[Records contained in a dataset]
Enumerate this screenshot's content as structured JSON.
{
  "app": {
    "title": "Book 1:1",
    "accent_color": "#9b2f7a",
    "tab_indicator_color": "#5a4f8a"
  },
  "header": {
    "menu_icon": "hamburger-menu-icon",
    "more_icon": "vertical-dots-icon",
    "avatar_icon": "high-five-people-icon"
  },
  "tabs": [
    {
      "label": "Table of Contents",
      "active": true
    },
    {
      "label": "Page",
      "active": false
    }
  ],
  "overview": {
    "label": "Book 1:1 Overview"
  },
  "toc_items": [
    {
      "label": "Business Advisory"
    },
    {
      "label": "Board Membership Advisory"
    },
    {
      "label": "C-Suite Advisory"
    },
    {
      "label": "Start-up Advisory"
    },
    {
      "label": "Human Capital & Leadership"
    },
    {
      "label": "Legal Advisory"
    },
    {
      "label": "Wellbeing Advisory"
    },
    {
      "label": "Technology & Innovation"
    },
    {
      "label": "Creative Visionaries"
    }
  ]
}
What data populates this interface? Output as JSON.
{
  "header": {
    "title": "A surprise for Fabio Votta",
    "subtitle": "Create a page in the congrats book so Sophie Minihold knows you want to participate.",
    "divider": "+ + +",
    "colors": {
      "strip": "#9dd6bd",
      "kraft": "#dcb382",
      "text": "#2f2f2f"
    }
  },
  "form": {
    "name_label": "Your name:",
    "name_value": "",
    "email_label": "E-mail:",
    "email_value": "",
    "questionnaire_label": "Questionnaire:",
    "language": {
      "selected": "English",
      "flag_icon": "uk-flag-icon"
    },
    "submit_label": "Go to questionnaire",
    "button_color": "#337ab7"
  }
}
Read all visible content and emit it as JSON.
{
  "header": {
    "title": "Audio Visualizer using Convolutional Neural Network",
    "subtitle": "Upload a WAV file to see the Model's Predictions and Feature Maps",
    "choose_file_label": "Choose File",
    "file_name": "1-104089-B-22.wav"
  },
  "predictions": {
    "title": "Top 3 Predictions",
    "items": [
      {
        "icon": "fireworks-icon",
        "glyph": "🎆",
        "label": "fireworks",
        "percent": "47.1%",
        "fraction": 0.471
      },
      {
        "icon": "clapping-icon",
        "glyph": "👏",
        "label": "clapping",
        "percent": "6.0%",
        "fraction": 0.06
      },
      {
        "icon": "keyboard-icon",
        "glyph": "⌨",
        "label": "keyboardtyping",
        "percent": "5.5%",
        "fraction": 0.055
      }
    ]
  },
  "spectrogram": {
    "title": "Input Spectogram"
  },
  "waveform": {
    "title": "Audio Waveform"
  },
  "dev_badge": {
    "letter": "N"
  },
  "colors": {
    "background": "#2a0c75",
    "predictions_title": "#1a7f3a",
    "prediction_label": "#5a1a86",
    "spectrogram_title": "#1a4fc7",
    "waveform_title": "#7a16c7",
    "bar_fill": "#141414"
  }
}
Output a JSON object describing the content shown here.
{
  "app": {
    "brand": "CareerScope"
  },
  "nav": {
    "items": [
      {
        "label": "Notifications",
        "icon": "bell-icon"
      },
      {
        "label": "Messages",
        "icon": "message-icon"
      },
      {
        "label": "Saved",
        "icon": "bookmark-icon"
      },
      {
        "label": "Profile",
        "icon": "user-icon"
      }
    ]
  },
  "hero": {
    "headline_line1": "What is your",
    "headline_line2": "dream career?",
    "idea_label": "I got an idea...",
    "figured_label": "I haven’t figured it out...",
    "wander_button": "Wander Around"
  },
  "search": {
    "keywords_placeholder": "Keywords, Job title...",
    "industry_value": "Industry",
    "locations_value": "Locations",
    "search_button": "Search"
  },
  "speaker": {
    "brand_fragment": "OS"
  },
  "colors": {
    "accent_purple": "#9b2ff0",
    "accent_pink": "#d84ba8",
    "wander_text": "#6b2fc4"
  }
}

- The task
Set down, exactly and in full, the lines from the one containing "Output a JSON" through the end of the entries; no other line belongs.

- Answer for this exercise
Output a JSON object describing the content shown here.
{
  "app": {
    "brand": "CareerScope"
  },
  "nav": {
    "items": [
      {
        "label": "Notifications",
        "icon": "bell-icon"
      },
      {
        "label": "Messages",
        "icon": "message-icon"
      },
      {
        "label": "Saved",
        "icon": "bookmark-icon"
      },
      {
        "label": "Profile",
        "icon": "user-icon"
      }
    ]
  },
  "hero": {
    "headline_line1": "What is your",
    "headline_line2": "dream career?",
    "idea_label": "I got an idea...",
    "figured_label": "I haven’t figured it out...",
    "wander_button": "Wander Around"
  },
  "search": {
    "keywords_placeholder": "Keywords, Job title...",
    "industry_value": "Industry",
    "locations_value": "Locations",
    "search_button": "Search"
  },
  "speaker": {
    "brand_fragment": "OS"
  },
  "colors": {
    "accent_purple": "#9b2ff0",
    "accent_pink": "#d84ba8",
    "wander_text": "#6b2fc4"
  }
}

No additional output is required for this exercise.